### Material for the task

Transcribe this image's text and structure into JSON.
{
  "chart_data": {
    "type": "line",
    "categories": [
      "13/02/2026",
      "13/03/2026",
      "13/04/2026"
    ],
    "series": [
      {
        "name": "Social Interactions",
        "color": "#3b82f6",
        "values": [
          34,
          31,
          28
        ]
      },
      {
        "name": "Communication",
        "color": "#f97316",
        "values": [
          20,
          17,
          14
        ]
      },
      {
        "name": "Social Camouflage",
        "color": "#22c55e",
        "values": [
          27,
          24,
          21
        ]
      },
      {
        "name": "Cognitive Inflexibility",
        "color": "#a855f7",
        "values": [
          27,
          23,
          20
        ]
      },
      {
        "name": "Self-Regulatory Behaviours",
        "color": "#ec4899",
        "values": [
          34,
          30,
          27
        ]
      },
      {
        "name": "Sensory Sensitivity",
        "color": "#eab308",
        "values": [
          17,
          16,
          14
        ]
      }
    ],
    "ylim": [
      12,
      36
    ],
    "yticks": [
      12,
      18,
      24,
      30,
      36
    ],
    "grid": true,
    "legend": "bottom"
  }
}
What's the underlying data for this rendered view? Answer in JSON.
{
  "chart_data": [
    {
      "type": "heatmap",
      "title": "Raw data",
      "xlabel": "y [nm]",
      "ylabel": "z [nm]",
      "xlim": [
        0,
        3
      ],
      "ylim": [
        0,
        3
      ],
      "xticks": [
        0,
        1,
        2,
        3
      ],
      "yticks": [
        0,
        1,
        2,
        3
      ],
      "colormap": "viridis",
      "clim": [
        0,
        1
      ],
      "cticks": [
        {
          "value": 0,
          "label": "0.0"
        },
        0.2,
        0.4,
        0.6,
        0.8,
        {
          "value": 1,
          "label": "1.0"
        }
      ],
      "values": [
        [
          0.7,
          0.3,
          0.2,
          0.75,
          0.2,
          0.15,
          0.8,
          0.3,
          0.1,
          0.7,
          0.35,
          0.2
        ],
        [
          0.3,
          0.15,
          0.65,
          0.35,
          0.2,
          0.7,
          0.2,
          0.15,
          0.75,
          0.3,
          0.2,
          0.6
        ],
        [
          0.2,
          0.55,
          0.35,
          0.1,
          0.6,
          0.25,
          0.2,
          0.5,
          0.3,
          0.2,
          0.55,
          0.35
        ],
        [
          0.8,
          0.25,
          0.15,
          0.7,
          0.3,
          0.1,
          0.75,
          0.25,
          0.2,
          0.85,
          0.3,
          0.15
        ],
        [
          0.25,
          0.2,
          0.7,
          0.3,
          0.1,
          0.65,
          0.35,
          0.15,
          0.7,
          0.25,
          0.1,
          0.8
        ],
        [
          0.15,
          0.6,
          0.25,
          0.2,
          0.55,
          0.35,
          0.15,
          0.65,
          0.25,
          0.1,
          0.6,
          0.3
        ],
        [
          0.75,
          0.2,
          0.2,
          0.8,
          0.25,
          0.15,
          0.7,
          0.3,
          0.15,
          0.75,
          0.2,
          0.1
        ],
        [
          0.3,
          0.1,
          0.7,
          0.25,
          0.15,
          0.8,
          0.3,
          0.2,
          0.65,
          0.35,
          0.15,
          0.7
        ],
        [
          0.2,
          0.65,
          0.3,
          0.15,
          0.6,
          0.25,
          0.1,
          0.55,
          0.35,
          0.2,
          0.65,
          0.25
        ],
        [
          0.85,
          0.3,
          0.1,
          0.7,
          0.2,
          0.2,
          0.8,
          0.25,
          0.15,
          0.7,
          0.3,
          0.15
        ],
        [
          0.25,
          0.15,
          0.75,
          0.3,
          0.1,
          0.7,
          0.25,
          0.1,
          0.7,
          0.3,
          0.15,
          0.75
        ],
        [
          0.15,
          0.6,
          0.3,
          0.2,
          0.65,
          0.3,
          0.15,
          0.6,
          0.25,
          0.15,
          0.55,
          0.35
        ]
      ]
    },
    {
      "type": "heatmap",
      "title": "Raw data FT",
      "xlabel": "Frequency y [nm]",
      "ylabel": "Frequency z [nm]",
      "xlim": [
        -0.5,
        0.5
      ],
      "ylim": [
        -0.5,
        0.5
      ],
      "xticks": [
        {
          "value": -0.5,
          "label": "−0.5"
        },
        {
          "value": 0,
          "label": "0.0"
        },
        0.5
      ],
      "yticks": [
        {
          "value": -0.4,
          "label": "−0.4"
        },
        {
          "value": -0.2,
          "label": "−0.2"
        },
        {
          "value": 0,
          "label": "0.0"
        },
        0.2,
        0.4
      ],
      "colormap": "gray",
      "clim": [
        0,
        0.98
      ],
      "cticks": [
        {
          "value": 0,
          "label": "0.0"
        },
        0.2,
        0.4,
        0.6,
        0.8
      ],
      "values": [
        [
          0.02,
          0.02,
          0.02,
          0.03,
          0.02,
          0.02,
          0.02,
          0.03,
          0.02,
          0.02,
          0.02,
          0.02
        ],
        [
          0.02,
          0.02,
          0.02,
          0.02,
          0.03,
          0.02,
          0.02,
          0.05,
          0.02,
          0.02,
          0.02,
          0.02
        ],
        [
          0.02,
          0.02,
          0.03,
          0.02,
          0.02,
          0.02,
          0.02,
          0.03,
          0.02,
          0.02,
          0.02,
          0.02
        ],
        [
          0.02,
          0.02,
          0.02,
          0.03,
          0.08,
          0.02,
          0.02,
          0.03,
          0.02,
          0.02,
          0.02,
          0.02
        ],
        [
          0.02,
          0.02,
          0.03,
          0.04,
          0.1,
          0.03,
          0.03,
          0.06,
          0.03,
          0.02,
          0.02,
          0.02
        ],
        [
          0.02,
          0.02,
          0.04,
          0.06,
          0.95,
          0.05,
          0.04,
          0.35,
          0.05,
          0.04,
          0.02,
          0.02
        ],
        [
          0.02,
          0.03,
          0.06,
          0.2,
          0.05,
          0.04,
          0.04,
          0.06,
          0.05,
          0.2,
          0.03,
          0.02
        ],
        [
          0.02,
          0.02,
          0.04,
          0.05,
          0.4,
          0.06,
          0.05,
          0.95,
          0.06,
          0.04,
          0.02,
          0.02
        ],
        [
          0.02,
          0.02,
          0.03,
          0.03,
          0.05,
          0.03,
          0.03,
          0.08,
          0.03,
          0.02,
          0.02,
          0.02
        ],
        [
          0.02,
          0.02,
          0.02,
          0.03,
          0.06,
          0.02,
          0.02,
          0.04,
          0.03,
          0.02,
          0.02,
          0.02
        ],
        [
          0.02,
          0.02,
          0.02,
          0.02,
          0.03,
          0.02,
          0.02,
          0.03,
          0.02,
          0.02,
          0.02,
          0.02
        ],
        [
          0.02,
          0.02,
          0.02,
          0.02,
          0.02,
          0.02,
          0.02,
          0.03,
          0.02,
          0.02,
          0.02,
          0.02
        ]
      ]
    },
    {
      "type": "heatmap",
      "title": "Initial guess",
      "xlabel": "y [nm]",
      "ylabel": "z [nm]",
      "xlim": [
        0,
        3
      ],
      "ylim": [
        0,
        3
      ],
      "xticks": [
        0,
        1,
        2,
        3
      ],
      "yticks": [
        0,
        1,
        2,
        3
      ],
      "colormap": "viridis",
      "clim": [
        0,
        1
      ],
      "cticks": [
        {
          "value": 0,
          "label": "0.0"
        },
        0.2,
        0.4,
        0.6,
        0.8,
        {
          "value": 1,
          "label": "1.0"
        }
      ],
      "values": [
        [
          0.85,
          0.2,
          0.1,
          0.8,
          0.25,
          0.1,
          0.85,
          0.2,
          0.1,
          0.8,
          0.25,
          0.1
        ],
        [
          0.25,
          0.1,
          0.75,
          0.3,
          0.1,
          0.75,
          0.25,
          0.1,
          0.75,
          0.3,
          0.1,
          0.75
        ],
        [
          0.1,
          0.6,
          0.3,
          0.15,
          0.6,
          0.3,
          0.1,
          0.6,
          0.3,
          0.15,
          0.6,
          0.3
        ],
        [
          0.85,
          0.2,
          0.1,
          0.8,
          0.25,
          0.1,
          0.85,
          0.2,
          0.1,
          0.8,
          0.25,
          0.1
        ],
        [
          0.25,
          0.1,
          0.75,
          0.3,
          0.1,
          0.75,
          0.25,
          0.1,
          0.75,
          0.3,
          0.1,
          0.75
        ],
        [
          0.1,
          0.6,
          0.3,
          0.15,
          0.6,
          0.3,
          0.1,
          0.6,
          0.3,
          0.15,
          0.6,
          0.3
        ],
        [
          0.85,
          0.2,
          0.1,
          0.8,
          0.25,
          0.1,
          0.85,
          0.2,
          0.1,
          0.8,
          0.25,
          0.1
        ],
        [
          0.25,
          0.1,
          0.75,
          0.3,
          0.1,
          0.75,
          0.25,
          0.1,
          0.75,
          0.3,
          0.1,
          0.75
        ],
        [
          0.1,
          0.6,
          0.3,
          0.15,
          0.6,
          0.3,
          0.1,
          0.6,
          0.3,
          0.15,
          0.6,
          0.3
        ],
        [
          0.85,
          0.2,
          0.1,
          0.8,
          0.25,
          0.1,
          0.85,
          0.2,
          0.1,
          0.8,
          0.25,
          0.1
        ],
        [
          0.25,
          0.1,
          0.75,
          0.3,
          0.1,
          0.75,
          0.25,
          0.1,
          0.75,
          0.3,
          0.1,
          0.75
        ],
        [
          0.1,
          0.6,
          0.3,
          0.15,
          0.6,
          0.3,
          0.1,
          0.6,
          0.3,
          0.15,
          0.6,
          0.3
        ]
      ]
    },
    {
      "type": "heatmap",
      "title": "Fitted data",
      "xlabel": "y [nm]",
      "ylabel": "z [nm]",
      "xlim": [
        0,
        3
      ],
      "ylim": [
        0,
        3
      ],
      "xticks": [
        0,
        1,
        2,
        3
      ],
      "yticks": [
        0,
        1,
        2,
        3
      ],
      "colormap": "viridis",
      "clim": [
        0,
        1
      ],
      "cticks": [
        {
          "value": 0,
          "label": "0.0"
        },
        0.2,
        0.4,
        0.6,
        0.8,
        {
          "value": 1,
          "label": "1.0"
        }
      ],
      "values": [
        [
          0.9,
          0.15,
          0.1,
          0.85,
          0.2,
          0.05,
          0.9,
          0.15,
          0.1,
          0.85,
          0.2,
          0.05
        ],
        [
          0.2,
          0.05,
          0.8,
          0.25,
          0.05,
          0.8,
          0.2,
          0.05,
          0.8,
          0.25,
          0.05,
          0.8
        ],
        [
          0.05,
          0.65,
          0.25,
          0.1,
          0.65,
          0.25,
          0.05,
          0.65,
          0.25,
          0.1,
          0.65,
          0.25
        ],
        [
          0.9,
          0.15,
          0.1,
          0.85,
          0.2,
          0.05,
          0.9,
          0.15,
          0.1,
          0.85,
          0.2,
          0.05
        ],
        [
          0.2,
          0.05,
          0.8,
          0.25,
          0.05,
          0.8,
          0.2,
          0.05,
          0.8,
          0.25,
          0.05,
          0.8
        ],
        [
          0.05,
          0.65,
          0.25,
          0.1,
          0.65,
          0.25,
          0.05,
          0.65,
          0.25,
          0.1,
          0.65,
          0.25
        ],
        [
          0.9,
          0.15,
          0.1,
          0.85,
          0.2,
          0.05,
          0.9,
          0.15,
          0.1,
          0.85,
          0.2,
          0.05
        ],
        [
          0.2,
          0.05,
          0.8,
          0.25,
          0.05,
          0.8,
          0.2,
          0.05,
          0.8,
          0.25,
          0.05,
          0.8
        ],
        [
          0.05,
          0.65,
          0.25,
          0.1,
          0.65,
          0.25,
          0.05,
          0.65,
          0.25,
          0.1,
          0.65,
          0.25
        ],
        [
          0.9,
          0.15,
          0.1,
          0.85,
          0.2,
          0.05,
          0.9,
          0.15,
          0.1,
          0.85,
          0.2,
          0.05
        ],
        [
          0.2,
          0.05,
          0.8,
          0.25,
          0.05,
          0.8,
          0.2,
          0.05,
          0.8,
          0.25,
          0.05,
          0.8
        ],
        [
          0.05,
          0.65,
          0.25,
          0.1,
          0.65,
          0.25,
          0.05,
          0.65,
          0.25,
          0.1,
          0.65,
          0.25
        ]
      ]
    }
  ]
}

### Goal
From the listing above, report the number of lines containing the string "this", without any accompanying remarks.

### The reply
2